### MATERIAL FOR THIS TASK ###

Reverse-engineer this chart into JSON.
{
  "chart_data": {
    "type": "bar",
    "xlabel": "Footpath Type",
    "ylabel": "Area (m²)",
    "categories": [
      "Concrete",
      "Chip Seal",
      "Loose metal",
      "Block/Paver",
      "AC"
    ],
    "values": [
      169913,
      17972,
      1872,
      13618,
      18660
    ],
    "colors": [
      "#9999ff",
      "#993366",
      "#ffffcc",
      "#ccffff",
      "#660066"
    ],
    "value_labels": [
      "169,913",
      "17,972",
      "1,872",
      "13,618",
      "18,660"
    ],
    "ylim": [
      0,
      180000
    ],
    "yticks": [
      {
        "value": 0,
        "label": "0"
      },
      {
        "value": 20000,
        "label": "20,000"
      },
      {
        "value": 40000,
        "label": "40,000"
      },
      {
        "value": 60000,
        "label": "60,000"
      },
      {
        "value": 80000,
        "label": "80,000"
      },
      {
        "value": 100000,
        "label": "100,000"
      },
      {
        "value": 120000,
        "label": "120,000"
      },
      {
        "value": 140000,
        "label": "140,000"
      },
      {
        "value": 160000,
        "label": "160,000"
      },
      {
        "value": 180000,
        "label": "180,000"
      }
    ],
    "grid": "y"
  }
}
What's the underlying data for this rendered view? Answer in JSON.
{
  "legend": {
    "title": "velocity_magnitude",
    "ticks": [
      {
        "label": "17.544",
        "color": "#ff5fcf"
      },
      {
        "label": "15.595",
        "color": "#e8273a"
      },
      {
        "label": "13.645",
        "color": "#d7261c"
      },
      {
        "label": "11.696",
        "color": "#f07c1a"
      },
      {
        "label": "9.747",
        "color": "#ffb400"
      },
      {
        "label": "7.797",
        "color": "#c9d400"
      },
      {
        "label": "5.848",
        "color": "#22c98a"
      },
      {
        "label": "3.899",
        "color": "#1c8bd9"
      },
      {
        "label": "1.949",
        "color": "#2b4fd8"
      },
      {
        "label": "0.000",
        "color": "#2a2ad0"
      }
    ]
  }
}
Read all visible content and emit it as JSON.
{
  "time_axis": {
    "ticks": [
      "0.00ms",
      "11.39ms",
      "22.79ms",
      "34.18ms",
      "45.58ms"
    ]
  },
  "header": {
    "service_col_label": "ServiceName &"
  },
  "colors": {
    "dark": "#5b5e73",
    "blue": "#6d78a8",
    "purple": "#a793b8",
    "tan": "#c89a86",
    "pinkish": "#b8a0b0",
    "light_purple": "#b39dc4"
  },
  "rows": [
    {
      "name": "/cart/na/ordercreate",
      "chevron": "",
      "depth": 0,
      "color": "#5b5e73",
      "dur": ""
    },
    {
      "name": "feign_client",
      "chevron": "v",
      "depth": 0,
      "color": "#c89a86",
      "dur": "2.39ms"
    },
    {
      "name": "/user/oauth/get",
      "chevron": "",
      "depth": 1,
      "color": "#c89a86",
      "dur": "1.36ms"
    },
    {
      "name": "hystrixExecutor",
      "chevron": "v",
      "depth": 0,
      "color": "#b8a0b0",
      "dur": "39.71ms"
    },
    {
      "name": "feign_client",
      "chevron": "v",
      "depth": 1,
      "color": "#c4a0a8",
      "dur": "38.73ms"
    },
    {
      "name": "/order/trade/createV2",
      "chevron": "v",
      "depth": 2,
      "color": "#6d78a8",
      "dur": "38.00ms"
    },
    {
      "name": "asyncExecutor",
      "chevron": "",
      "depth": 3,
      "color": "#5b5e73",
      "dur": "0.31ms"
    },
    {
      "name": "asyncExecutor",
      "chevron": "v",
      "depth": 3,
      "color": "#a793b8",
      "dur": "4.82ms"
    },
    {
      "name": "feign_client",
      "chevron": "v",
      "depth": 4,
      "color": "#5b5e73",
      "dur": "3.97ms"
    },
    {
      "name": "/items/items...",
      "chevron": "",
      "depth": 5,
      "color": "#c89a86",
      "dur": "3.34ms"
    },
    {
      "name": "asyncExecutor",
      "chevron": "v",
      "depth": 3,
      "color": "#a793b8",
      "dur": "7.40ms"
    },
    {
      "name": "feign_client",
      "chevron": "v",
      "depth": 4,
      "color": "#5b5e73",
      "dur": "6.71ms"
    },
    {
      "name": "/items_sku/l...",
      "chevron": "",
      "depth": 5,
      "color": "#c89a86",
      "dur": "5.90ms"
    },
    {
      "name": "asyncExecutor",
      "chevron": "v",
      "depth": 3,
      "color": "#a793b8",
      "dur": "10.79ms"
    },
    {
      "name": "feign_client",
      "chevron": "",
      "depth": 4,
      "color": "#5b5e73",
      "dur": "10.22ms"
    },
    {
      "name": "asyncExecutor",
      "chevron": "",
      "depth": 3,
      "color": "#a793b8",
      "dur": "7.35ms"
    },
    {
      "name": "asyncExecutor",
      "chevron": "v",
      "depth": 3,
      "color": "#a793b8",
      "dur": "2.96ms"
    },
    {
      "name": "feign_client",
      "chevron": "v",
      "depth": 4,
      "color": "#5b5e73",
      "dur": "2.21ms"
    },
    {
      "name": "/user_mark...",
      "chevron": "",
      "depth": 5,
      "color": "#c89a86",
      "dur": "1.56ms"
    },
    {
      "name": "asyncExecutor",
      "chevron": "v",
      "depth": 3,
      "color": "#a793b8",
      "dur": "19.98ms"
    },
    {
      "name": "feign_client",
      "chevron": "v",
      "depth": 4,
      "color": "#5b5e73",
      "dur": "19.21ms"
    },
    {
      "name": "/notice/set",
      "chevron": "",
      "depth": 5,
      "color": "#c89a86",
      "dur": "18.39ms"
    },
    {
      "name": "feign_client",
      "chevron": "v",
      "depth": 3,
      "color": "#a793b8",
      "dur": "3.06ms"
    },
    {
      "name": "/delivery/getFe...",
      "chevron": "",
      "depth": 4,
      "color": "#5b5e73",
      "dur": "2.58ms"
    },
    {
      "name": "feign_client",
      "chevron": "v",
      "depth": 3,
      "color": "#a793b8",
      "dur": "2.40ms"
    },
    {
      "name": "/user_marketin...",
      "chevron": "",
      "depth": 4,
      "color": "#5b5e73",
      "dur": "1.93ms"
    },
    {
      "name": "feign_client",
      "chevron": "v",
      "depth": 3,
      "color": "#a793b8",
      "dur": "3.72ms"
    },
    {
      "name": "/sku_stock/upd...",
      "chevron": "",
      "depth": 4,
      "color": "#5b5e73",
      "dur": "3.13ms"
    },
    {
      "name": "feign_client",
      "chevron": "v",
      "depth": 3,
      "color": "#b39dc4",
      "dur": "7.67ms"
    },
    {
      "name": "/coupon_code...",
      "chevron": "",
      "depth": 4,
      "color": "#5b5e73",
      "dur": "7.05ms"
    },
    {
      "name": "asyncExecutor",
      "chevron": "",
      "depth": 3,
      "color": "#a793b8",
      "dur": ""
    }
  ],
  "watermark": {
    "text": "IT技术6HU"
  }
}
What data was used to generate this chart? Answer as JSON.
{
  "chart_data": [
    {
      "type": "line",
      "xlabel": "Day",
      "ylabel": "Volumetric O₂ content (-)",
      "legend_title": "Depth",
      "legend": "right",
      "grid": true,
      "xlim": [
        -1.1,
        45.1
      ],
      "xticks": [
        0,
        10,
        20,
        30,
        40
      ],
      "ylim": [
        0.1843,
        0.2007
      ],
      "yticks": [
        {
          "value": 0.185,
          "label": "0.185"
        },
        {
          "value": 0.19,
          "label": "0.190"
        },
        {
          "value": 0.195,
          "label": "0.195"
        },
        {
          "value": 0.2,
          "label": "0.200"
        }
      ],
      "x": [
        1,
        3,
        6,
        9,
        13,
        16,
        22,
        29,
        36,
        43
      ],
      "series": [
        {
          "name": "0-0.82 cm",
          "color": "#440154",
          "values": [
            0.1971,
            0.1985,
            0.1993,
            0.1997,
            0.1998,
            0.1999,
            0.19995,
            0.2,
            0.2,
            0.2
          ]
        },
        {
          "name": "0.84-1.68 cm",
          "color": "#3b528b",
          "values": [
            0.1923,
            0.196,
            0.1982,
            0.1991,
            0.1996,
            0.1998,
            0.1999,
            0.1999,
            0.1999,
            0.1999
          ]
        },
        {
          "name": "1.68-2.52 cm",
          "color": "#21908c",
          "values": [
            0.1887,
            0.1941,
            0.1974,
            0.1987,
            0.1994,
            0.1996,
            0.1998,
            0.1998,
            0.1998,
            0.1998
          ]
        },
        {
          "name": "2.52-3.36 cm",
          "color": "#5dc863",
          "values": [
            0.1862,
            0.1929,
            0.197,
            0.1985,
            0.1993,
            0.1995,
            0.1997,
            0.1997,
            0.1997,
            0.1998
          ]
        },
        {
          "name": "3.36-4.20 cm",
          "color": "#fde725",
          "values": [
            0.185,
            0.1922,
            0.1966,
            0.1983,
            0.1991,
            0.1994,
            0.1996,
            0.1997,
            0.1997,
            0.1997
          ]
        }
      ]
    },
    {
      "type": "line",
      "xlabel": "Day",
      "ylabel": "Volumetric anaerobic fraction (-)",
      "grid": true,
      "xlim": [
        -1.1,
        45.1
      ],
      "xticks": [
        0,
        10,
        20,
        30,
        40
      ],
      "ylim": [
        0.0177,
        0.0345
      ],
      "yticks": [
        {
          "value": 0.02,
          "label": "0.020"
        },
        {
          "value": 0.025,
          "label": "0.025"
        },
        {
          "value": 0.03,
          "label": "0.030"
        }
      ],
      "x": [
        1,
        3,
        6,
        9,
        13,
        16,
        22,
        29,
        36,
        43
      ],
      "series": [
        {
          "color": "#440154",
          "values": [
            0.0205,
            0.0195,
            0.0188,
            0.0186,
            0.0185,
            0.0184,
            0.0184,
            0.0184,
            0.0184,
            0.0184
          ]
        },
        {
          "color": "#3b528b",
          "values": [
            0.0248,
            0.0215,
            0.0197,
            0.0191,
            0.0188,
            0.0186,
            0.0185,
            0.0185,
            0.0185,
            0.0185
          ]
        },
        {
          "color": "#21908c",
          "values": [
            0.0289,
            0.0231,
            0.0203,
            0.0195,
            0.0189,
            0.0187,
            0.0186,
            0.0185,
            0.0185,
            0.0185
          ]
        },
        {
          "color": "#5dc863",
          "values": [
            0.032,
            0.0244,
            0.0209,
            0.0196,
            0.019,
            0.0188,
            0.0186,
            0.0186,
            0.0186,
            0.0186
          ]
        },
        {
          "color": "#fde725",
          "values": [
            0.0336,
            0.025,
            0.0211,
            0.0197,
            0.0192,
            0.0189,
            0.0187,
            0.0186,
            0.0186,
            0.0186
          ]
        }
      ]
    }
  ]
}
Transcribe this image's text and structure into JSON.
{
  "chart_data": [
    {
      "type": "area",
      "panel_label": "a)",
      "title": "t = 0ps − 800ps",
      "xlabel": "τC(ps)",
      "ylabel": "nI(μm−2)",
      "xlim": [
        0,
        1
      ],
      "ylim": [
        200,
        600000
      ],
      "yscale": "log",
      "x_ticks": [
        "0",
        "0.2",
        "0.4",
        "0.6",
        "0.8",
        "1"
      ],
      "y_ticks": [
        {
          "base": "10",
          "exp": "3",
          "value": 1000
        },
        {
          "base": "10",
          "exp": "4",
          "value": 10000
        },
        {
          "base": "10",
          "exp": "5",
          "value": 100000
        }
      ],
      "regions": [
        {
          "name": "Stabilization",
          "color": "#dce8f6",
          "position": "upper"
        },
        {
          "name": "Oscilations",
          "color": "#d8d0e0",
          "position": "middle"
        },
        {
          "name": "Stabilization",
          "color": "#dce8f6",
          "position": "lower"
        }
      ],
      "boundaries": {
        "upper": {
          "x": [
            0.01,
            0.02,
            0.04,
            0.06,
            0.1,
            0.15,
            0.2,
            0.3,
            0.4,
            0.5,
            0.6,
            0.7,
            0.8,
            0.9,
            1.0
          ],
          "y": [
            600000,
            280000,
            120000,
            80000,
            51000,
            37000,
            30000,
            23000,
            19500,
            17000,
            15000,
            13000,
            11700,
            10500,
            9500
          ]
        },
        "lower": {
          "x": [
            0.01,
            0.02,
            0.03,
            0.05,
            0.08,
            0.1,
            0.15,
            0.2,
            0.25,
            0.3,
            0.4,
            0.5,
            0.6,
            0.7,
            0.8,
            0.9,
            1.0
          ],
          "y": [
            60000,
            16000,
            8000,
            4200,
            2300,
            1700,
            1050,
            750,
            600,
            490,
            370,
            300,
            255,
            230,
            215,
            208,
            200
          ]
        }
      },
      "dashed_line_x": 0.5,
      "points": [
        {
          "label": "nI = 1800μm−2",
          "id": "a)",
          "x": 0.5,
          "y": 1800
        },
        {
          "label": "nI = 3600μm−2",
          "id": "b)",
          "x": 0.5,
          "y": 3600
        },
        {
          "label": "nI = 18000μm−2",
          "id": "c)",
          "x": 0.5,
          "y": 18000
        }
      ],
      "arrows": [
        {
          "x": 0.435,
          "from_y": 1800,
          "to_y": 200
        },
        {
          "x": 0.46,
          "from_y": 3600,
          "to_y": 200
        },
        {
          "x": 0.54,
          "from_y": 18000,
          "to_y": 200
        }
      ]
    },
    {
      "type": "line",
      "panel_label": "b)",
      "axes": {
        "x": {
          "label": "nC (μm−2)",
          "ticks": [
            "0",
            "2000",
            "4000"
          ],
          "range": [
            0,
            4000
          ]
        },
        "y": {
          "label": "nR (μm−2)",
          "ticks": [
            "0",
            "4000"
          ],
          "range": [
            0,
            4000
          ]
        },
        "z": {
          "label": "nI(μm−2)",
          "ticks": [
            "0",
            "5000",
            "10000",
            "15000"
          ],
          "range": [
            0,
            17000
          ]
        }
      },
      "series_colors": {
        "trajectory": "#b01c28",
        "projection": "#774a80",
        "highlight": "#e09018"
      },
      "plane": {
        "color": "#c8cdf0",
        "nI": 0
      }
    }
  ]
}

###

▶ **WHAT YOU HAVE TO DO**
Search the lines for "text". Copy each line that has it.

▶ **FINAL ANSWER**
    "text": "IT技术6HU"
Transcribe this image's text and structure into JSON.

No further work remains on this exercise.